From the listing below, extract each line containing the string "dash".

Available data:
=======

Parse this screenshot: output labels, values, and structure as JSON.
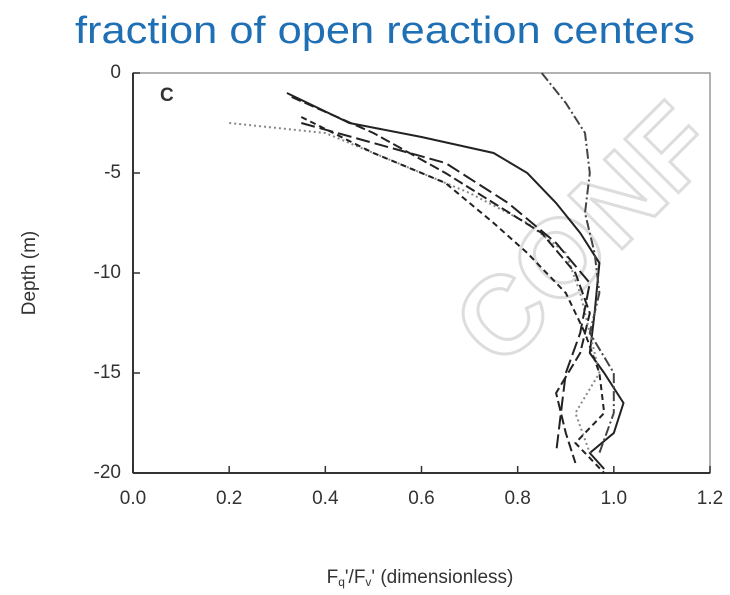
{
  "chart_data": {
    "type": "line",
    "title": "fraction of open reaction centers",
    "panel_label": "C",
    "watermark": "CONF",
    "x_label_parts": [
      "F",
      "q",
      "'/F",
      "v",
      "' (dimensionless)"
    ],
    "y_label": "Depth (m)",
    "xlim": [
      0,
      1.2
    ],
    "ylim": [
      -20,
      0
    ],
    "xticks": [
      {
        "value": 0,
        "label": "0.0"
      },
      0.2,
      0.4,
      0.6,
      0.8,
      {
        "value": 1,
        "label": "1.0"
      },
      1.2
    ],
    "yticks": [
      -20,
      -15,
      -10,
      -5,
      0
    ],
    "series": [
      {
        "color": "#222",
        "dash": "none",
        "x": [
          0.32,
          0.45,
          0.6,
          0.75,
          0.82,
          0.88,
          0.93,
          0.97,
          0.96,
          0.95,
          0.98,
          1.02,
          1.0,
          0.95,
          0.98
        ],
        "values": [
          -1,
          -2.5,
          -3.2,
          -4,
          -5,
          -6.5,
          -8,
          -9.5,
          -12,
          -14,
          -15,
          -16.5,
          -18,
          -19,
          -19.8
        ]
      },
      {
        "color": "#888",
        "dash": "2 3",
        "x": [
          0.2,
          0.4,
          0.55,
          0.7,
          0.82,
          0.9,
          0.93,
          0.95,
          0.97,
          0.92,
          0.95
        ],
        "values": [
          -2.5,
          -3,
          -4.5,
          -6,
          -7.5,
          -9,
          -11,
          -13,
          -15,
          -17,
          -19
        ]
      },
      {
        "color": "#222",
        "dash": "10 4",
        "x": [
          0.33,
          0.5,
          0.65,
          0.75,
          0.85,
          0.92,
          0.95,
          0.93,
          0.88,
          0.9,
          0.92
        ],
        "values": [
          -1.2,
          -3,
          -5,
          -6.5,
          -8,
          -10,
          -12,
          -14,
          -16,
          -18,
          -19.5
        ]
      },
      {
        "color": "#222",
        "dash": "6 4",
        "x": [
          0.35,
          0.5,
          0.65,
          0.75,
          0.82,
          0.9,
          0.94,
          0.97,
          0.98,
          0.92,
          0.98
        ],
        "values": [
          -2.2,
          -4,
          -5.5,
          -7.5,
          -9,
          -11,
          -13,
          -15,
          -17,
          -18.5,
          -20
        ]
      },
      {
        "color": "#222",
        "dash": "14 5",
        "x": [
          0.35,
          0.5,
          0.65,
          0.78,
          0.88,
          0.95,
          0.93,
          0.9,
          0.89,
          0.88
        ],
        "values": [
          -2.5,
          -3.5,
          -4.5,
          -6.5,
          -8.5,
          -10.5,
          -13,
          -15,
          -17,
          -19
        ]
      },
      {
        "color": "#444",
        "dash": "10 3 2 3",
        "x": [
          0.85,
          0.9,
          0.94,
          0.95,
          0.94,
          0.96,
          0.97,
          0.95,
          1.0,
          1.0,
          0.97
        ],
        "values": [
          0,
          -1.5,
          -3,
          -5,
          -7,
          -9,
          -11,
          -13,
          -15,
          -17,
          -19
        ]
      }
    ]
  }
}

=======

Task answer:
        "dash": "none",
        "dash": "2 3",
        "dash": "10 4",
        "dash": "6 4",
        "dash": "14 5",
        "dash": "10 3 2 3",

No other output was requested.